[Some records]

____

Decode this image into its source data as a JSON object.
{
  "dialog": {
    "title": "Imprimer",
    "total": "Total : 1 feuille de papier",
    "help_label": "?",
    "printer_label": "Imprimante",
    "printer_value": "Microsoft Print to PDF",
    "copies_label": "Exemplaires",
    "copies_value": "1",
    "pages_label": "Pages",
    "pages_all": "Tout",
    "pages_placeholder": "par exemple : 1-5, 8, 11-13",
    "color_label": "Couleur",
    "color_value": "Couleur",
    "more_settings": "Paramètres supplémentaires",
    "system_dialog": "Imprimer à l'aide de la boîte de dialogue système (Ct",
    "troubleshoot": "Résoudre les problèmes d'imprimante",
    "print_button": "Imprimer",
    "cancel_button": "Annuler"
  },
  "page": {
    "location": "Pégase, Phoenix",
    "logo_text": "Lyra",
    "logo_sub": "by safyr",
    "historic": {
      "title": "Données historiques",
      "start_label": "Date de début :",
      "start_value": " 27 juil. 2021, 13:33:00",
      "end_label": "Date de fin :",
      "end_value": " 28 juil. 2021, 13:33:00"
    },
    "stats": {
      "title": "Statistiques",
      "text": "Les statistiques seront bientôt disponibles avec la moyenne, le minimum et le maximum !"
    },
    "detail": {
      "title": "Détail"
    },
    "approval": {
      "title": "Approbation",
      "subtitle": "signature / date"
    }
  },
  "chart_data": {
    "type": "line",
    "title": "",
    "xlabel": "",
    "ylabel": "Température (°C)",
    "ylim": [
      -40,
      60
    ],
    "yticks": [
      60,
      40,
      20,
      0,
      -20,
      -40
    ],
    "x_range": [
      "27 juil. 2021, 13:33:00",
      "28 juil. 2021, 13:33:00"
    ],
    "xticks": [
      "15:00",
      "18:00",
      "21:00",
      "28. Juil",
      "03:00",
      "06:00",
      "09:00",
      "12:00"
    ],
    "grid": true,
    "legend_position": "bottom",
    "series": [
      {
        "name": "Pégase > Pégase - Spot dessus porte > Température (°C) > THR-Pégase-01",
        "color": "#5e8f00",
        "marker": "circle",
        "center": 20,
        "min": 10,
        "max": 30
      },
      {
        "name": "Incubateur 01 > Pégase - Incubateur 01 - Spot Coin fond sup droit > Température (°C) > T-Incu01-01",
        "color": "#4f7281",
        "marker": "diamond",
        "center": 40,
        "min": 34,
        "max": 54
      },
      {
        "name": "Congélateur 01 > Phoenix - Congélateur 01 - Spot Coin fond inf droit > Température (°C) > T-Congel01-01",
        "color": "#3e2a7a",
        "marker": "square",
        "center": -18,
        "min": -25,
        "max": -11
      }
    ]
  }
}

____

Problem requirements: Give every line of the material that includes the string "Coin".

The output:
        "name": "Incubateur 01 > Pégase - Incubateur 01 - Spot Coin fond sup droit > Température (°C) > T-Incu01-01",
        "name": "Congélateur 01 > Phoenix - Congélateur 01 - Spot Coin fond inf droit > Température (°C) > T-Congel01-01",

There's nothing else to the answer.